▶ _THE TASK_
Would you set down every entry shown below, precisely as written?

A block of data:
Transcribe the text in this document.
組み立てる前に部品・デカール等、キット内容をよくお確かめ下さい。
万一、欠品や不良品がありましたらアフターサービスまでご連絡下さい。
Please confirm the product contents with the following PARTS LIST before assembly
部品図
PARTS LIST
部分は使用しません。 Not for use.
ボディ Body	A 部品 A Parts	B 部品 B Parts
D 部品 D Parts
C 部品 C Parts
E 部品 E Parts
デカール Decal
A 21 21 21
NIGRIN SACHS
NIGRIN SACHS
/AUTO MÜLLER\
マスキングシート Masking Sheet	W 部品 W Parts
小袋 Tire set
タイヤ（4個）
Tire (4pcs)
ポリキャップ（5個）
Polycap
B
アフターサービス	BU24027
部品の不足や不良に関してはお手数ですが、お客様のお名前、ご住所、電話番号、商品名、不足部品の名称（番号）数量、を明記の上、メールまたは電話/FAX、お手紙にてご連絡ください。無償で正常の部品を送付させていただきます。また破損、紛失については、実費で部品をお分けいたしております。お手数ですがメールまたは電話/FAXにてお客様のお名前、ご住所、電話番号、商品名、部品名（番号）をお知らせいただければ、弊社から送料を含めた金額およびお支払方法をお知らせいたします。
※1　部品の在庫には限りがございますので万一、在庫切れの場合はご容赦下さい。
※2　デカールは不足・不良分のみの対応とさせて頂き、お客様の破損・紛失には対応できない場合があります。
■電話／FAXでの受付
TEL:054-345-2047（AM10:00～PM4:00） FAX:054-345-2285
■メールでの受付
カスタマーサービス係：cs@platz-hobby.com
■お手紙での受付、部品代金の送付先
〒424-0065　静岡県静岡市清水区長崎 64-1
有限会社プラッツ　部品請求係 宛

▶ _WRITTEN RESPONSE_
Transcribe the text in this document.
組み立てる前に部品・デカール等、キット内容をよくお確かめ下さい。
万一、欠品や不良品がありましたらアフターサービスまでご連絡下さい。
Please confirm the product contents with the following PARTS LIST before assembly
部品図
PARTS LIST
部分は使用しません。 Not for use.
ボディ Body	A 部品 A Parts	B 部品 B Parts
D 部品 D Parts
C 部品 C Parts
E 部品 E Parts
デカール Decal
A 21 21 21
NIGRIN SACHS
NIGRIN SACHS
/AUTO MÜLLER\
マスキングシート Masking Sheet	W 部品 W Parts
小袋 Tire set
タイヤ（4個）
Tire (4pcs)
ポリキャップ（5個）
Polycap
B
アフターサービス	BU24027
部品の不足や不良に関してはお手数ですが、お客様のお名前、ご住所、電話番号、商品名、不足部品の名称（番号）数量、を明記の上、メールまたは電話/FAX、お手紙にてご連絡ください。無償で正常の部品を送付させていただきます。また破損、紛失については、実費で部品をお分けいたしております。お手数ですがメールまたは電話/FAXにてお客様のお名前、ご住所、電話番号、商品名、部品名（番号）をお知らせいただければ、弊社から送料を含めた金額およびお支払方法をお知らせいたします。
※1　部品の在庫には限りがございますので万一、在庫切れの場合はご容赦下さい。
※2　デカールは不足・不良分のみの対応とさせて頂き、お客様の破損・紛失には対応できない場合があります。
■電話／FAXでの受付
TEL:054-345-2047（AM10:00～PM4:00） FAX:054-345-2285
■メールでの受付
カスタマーサービス係：cs@platz-hobby.com
■お手紙での受付、部品代金の送付先
〒424-0065　静岡県静岡市清水区長崎 64-1
有限会社プラッツ　部品請求係 宛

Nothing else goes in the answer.